• _Exercise objective_: Lines from the records below that contain the word "Administered" are to be copied out.

Segment Start: Records for processing

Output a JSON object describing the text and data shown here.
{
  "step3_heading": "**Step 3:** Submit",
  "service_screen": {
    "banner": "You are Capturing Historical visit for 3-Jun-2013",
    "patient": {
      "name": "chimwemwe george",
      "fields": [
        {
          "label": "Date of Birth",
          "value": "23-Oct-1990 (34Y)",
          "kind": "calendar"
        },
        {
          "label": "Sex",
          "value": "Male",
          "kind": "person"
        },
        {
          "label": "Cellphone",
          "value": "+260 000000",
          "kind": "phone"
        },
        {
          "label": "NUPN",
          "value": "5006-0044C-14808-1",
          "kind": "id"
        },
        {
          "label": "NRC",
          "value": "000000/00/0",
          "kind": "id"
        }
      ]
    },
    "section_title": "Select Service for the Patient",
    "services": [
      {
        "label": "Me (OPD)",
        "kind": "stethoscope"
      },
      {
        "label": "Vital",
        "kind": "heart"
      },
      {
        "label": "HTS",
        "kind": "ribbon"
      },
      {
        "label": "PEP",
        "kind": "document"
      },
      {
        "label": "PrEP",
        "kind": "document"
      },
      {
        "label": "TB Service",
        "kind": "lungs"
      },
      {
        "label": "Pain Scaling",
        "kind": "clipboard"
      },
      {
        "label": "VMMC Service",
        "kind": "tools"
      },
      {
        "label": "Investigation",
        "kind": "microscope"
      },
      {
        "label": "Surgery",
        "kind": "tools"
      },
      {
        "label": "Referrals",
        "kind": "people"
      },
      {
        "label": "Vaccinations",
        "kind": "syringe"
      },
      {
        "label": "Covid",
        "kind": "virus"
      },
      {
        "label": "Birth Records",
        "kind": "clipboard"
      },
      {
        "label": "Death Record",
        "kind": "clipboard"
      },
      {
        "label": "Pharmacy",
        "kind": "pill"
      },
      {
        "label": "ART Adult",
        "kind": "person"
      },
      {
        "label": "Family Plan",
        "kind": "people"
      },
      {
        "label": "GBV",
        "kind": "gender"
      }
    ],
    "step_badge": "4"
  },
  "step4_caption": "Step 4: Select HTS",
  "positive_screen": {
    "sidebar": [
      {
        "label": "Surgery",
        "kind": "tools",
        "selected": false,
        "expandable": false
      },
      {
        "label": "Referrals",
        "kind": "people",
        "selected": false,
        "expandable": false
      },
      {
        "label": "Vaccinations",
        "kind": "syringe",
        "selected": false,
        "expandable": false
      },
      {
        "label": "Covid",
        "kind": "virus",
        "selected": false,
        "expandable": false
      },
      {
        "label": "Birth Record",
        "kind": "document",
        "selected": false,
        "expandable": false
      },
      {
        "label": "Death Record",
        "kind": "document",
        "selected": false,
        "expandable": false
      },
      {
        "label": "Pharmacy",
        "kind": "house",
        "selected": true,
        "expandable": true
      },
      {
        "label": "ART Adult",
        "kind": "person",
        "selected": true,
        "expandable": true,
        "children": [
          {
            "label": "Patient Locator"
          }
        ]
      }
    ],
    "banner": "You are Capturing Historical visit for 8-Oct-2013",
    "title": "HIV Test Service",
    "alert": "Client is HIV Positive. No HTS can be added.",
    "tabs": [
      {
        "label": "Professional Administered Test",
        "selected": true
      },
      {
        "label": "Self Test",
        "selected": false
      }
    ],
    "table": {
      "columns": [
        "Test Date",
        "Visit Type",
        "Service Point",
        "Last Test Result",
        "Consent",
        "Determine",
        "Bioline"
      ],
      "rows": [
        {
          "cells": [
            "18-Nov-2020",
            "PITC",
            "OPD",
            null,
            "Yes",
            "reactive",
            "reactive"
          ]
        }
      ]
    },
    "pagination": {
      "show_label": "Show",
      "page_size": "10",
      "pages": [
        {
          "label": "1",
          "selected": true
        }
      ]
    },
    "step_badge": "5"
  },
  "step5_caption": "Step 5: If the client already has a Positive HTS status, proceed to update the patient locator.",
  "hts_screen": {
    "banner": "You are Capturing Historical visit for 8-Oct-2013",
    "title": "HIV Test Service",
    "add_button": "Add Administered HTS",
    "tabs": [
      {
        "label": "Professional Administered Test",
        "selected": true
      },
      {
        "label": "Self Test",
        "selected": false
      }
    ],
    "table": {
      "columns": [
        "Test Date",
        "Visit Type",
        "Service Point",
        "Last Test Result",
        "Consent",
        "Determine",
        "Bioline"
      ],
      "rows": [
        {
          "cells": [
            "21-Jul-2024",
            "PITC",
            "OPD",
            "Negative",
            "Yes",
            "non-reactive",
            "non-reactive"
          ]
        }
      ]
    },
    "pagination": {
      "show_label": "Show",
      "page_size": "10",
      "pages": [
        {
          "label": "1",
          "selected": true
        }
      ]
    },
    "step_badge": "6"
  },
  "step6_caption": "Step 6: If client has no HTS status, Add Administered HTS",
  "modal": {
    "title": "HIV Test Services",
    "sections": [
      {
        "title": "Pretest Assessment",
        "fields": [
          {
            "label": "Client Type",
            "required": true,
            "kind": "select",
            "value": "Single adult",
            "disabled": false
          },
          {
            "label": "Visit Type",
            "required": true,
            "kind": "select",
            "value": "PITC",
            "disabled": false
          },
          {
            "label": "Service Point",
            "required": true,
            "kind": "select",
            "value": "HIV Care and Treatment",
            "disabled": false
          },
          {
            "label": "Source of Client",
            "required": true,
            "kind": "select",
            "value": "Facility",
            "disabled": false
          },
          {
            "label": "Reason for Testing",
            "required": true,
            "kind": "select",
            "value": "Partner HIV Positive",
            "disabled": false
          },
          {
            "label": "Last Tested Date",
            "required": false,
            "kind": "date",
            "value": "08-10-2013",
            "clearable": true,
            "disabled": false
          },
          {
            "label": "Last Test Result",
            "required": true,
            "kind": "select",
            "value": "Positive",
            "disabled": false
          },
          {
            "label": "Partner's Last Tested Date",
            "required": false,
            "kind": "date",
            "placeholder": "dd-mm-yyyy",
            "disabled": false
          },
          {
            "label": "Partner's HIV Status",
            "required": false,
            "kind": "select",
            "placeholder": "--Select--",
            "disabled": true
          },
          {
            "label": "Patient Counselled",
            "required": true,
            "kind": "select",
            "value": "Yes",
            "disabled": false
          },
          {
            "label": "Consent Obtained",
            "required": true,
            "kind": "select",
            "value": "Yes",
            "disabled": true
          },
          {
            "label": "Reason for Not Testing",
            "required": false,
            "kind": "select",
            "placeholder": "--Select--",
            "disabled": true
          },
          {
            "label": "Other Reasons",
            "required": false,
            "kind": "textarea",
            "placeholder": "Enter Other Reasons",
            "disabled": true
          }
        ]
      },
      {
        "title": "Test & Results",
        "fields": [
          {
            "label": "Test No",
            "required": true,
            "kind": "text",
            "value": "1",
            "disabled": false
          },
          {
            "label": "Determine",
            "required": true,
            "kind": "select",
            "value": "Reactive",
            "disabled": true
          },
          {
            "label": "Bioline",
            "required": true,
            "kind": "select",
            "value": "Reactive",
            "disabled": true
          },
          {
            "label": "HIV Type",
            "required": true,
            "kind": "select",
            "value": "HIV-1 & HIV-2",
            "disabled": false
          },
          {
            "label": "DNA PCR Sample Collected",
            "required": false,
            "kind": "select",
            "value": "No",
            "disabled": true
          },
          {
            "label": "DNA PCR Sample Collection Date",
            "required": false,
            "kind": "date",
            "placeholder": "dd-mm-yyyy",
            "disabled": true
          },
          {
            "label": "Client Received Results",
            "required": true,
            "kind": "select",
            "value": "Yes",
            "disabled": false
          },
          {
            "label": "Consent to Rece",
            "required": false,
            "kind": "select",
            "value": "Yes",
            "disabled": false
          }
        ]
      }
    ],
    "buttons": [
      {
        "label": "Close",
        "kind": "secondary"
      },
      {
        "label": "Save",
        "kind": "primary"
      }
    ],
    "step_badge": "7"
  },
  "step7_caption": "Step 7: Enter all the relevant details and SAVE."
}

Segment End: Records for processing

• _Output of the exercise_:
        "label": "Professional Administered Test",
    "add_button": "Add Administered HTS",
        "label": "Professional Administered Test",
  "step6_caption": "Step 6: If client has no HTS status, Add Administered HTS",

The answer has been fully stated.